Reproduce the following material exactly, including every line.

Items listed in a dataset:

╭──

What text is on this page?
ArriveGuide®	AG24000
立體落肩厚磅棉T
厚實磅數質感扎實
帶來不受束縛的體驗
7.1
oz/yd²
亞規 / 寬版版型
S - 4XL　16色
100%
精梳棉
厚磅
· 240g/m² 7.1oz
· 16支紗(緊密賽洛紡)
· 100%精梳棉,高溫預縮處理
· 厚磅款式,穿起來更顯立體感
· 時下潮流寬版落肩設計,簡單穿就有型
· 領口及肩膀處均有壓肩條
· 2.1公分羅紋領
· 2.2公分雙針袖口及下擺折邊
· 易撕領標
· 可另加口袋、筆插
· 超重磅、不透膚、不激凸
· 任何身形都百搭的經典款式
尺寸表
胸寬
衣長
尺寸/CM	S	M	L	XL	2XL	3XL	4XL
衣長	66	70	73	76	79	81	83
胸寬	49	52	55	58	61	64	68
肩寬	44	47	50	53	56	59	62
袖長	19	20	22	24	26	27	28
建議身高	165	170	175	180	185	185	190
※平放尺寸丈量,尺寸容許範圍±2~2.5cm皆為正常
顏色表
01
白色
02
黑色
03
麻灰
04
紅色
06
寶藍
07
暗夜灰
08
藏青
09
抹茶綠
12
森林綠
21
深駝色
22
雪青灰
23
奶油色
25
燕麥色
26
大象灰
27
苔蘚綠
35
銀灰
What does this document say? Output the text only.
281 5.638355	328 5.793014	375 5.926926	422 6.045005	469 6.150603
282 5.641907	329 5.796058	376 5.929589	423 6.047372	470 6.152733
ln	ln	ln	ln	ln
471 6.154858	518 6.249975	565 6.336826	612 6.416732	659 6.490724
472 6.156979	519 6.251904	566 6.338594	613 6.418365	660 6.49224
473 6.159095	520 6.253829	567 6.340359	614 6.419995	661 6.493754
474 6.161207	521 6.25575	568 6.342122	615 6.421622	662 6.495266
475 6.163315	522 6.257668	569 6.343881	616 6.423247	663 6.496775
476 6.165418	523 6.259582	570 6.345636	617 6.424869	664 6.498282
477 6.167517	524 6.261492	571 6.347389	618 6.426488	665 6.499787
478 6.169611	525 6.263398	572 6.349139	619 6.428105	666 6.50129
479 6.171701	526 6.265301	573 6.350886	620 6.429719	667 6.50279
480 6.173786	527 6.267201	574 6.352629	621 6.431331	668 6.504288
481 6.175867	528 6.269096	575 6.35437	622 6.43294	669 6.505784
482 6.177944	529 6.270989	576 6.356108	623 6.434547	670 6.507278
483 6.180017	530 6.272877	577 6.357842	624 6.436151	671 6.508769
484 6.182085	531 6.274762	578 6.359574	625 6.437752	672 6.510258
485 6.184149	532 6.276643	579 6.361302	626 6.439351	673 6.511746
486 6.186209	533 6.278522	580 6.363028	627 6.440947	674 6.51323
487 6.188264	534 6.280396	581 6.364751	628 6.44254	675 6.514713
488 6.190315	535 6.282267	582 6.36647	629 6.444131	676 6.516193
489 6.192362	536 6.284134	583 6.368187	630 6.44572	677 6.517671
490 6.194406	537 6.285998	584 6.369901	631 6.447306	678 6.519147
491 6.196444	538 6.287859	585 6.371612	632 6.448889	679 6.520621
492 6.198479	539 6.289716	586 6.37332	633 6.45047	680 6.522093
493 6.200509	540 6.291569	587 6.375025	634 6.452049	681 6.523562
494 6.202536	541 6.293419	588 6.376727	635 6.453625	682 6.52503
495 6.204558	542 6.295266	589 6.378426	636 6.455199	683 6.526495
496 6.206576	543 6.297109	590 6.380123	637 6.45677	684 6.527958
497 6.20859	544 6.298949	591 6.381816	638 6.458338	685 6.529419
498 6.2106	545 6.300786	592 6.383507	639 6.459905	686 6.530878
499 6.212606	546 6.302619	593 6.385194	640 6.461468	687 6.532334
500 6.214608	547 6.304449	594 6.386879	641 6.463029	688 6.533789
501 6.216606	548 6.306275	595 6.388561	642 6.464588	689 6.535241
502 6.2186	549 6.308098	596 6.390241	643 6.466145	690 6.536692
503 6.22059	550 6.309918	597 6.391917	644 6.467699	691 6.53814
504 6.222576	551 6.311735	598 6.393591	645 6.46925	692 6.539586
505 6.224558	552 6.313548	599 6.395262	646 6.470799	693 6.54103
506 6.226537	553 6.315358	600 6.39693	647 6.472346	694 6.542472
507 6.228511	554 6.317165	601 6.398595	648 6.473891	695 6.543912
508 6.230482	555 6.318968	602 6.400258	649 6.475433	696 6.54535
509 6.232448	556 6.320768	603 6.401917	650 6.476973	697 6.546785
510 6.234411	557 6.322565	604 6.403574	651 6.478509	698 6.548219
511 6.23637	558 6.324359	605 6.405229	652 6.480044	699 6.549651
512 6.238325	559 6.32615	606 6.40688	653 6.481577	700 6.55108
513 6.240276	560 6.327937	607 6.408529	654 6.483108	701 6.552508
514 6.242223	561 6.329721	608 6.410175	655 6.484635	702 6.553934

╰──

# FULL OUTPUT:
What text is on this page?
ArriveGuide®	AG24000
立體落肩厚磅棉T
厚實磅數質感扎實
帶來不受束縛的體驗
7.1
oz/yd²
亞規 / 寬版版型
S - 4XL　16色
100%
精梳棉
厚磅
· 240g/m² 7.1oz
· 16支紗(緊密賽洛紡)
· 100%精梳棉,高溫預縮處理
· 厚磅款式,穿起來更顯立體感
· 時下潮流寬版落肩設計,簡單穿就有型
· 領口及肩膀處均有壓肩條
· 2.1公分羅紋領
· 2.2公分雙針袖口及下擺折邊
· 易撕領標
· 可另加口袋、筆插
· 超重磅、不透膚、不激凸
· 任何身形都百搭的經典款式
尺寸表
胸寬
衣長
尺寸/CM	S	M	L	XL	2XL	3XL	4XL
衣長	66	70	73	76	79	81	83
胸寬	49	52	55	58	61	64	68
肩寬	44	47	50	53	56	59	62
袖長	19	20	22	24	26	27	28
建議身高	165	170	175	180	185	185	190
※平放尺寸丈量,尺寸容許範圍±2~2.5cm皆為正常
顏色表
01
白色
02
黑色
03
麻灰
04
紅色
06
寶藍
07
暗夜灰
08
藏青
09
抹茶綠
12
森林綠
21
深駝色
22
雪青灰
23
奶油色
25
燕麥色
26
大象灰
27
苔蘚綠
35
銀灰
What does this document say? Output the text only.
281 5.638355	328 5.793014	375 5.926926	422 6.045005	469 6.150603
282 5.641907	329 5.796058	376 5.929589	423 6.047372	470 6.152733
ln	ln	ln	ln	ln
471 6.154858	518 6.249975	565 6.336826	612 6.416732	659 6.490724
472 6.156979	519 6.251904	566 6.338594	613 6.418365	660 6.49224
473 6.159095	520 6.253829	567 6.340359	614 6.419995	661 6.493754
474 6.161207	521 6.25575	568 6.342122	615 6.421622	662 6.495266
475 6.163315	522 6.257668	569 6.343881	616 6.423247	663 6.496775
476 6.165418	523 6.259582	570 6.345636	617 6.424869	664 6.498282
477 6.167517	524 6.261492	571 6.347389	618 6.426488	665 6.499787
478 6.169611	525 6.263398	572 6.349139	619 6.428105	666 6.50129
479 6.171701	526 6.265301	573 6.350886	620 6.429719	667 6.50279
480 6.173786	527 6.267201	574 6.352629	621 6.431331	668 6.504288
481 6.175867	528 6.269096	575 6.35437	622 6.43294	669 6.505784
482 6.177944	529 6.270989	576 6.356108	623 6.434547	670 6.507278
483 6.180017	530 6.272877	577 6.357842	624 6.436151	671 6.508769
484 6.182085	531 6.274762	578 6.359574	625 6.437752	672 6.510258
485 6.184149	532 6.276643	579 6.361302	626 6.439351	673 6.511746
486 6.186209	533 6.278522	580 6.363028	627 6.440947	674 6.51323
487 6.188264	534 6.280396	581 6.364751	628 6.44254	675 6.514713
488 6.190315	535 6.282267	582 6.36647	629 6.444131	676 6.516193
489 6.192362	536 6.284134	583 6.368187	630 6.44572	677 6.517671
490 6.194406	537 6.285998	584 6.369901	631 6.447306	678 6.519147
491 6.196444	538 6.287859	585 6.371612	632 6.448889	679 6.520621
492 6.198479	539 6.289716	586 6.37332	633 6.45047	680 6.522093
493 6.200509	540 6.291569	587 6.375025	634 6.452049	681 6.523562
494 6.202536	541 6.293419	588 6.376727	635 6.453625	682 6.52503
495 6.204558	542 6.295266	589 6.378426	636 6.455199	683 6.526495
496 6.206576	543 6.297109	590 6.380123	637 6.45677	684 6.527958
497 6.20859	544 6.298949	591 6.381816	638 6.458338	685 6.529419
498 6.2106	545 6.300786	592 6.383507	639 6.459905	686 6.530878
499 6.212606	546 6.302619	593 6.385194	640 6.461468	687 6.532334
500 6.214608	547 6.304449	594 6.386879	641 6.463029	688 6.533789
501 6.216606	548 6.306275	595 6.388561	642 6.464588	689 6.535241
502 6.2186	549 6.308098	596 6.390241	643 6.466145	690 6.536692
503 6.22059	550 6.309918	597 6.391917	644 6.467699	691 6.53814
504 6.222576	551 6.311735	598 6.393591	645 6.46925	692 6.539586
505 6.224558	552 6.313548	599 6.395262	646 6.470799	693 6.54103
506 6.226537	553 6.315358	600 6.39693	647 6.472346	694 6.542472
507 6.228511	554 6.317165	601 6.398595	648 6.473891	695 6.543912
508 6.230482	555 6.318968	602 6.400258	649 6.475433	696 6.54535
509 6.232448	556 6.320768	603 6.401917	650 6.476973	697 6.546785
510 6.234411	557 6.322565	604 6.403574	651 6.478509	698 6.548219
511 6.23637	558 6.324359	605 6.405229	652 6.480044	699 6.549651
512 6.238325	559 6.32615	606 6.40688	653 6.481577	700 6.55108
513 6.240276	560 6.327937	607 6.408529	654 6.483108	701 6.552508
514 6.242223	561 6.329721	608 6.410175	655 6.484635	702 6.553934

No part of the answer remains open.